What you are asked to do =>
The answer should be a single number: how many lines of the entries below hold the word "Arruela".

Extracted entries =>
-*-*-

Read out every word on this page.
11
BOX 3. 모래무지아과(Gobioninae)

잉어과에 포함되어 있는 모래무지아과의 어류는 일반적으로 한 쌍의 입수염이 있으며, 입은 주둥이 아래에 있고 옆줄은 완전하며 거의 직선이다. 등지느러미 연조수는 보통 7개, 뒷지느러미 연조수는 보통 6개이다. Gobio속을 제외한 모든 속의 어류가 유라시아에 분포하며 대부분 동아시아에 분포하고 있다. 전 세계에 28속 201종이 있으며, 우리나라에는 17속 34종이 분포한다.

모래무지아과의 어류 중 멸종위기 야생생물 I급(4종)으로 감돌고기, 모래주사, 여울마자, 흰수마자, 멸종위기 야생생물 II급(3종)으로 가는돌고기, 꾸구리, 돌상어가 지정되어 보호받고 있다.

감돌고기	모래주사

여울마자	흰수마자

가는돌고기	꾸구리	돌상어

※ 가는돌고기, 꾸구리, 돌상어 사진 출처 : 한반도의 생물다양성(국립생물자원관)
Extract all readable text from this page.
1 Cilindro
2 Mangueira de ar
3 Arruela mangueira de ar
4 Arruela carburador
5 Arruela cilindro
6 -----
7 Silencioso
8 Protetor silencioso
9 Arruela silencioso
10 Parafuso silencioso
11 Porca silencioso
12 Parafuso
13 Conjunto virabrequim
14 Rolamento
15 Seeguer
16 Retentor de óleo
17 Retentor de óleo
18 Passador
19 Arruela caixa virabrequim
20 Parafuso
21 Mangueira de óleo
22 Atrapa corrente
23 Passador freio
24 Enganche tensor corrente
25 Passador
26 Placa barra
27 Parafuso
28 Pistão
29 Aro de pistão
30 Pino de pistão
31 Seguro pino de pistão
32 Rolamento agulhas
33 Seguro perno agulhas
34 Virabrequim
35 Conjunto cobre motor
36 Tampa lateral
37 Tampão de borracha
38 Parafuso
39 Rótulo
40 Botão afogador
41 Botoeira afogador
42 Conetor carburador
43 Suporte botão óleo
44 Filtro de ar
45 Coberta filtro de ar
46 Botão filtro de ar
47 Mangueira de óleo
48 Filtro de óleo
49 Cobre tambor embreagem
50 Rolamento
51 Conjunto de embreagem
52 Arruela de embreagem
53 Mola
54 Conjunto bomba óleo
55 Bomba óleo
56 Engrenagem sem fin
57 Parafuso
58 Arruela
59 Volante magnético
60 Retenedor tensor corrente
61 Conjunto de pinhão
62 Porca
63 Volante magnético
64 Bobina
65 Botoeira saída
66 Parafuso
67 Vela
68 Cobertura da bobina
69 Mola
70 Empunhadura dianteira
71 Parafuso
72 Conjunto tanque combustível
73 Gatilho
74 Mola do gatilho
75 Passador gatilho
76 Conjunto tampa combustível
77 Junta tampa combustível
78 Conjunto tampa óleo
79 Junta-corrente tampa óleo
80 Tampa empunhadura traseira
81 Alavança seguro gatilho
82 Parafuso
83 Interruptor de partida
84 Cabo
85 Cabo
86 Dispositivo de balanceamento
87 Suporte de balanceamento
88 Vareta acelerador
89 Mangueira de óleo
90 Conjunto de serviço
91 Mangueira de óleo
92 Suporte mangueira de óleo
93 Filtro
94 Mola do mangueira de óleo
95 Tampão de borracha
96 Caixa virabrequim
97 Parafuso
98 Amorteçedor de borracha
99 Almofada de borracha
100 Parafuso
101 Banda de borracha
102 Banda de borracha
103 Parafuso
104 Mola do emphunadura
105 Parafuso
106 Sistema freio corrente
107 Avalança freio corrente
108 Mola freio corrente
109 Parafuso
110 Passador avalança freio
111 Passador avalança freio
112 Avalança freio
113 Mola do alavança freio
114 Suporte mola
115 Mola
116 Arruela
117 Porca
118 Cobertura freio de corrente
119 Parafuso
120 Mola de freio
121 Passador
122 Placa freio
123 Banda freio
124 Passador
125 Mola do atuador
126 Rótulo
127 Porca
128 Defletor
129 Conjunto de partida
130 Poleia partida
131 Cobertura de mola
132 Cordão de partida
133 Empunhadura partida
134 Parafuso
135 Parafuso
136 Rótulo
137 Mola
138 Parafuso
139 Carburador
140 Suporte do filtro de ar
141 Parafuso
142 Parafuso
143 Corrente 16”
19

-*-*-

Exercise response =>
8